- [What is expected]
Reproduce the records that follow in full, excluding any picture they contain.

- [Data to process]
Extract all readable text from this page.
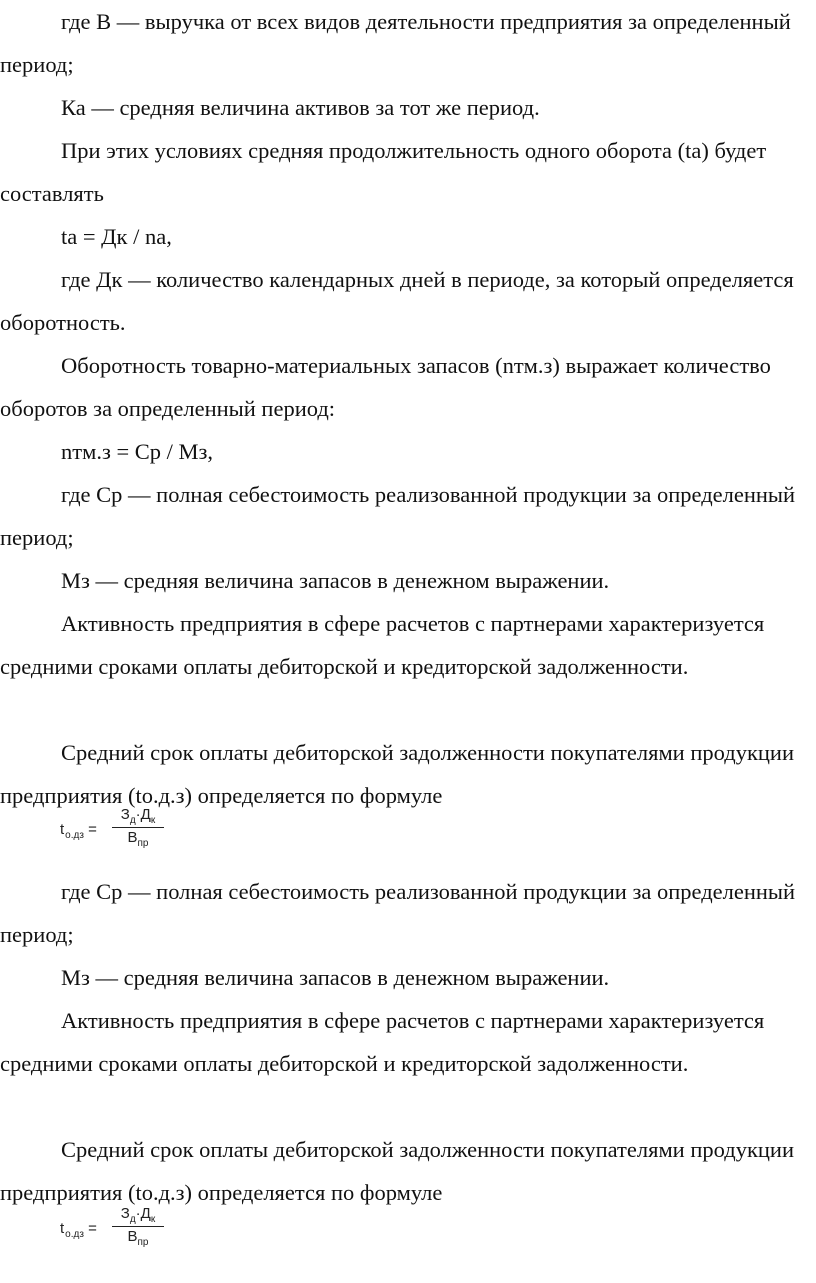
где В — выручка от всех видов деятельности предприятия за определенный период;

Ка — средняя величина активов за тот же период.

При этих условиях средняя продолжительность одного оборота (tа) будет составлять

tа = Дк / nа,

где Дк — количество календарных дней в периоде, за который определяется оборотность.

Оборотность товарно-материальных запасов (nтм.з) выражает количество оборотов за определенный период:

nтм.з = Ср / Мз,

где Ср — полная себестоимость реализованной продукции за определенный период;

Мз — средняя величина запасов в денежном выражении.

Активность предприятия в сфере расчетов с партнерами характеризуется средними сроками оплаты дебиторской и кредиторской задолженности.

Средний срок оплаты дебиторской задолженности покупателями продукции предприятия (tо.д.з) определяется по формуле

$t_{о.дз}$ =
$З_д\cdot Д_к$
$В_{пр}$

где Ср — полная себестоимость реализованной продукции за определенный период;

Мз — средняя величина запасов в денежном выражении.

Активность предприятия в сфере расчетов с партнерами характеризуется средними сроками оплаты дебиторской и кредиторской задолженности.

Средний срок оплаты дебиторской задолженности покупателями продукции предприятия (tо.д.з) определяется по формуле

$t_{о.дз}$ =
$З_д\cdot Д_к$
$В_{пр}$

- [Answer to this exercise]
Extract all readable text from this page.
где В — выручка от всех видов деятельности предприятия за определенный период;

Ка — средняя величина активов за тот же период.

При этих условиях средняя продолжительность одного оборота (tа) будет составлять

tа = Дк / nа,

где Дк — количество календарных дней в периоде, за который определяется оборотность.

Оборотность товарно-материальных запасов (nтм.з) выражает количество оборотов за определенный период:

nтм.з = Ср / Мз,

где Ср — полная себестоимость реализованной продукции за определенный период;

Мз — средняя величина запасов в денежном выражении.

Активность предприятия в сфере расчетов с партнерами характеризуется средними сроками оплаты дебиторской и кредиторской задолженности.

Средний срок оплаты дебиторской задолженности покупателями продукции предприятия (tо.д.з) определяется по формуле

$t_{о.дз}$ =
$З_д\cdot Д_к$
$В_{пр}$

где Ср — полная себестоимость реализованной продукции за определенный период;

Мз — средняя величина запасов в денежном выражении.

Активность предприятия в сфере расчетов с партнерами характеризуется средними сроками оплаты дебиторской и кредиторской задолженности.

Средний срок оплаты дебиторской задолженности покупателями продукции предприятия (tо.д.з) определяется по формуле

$t_{о.дз}$ =
$З_д\cdot Д_к$
$В_{пр}$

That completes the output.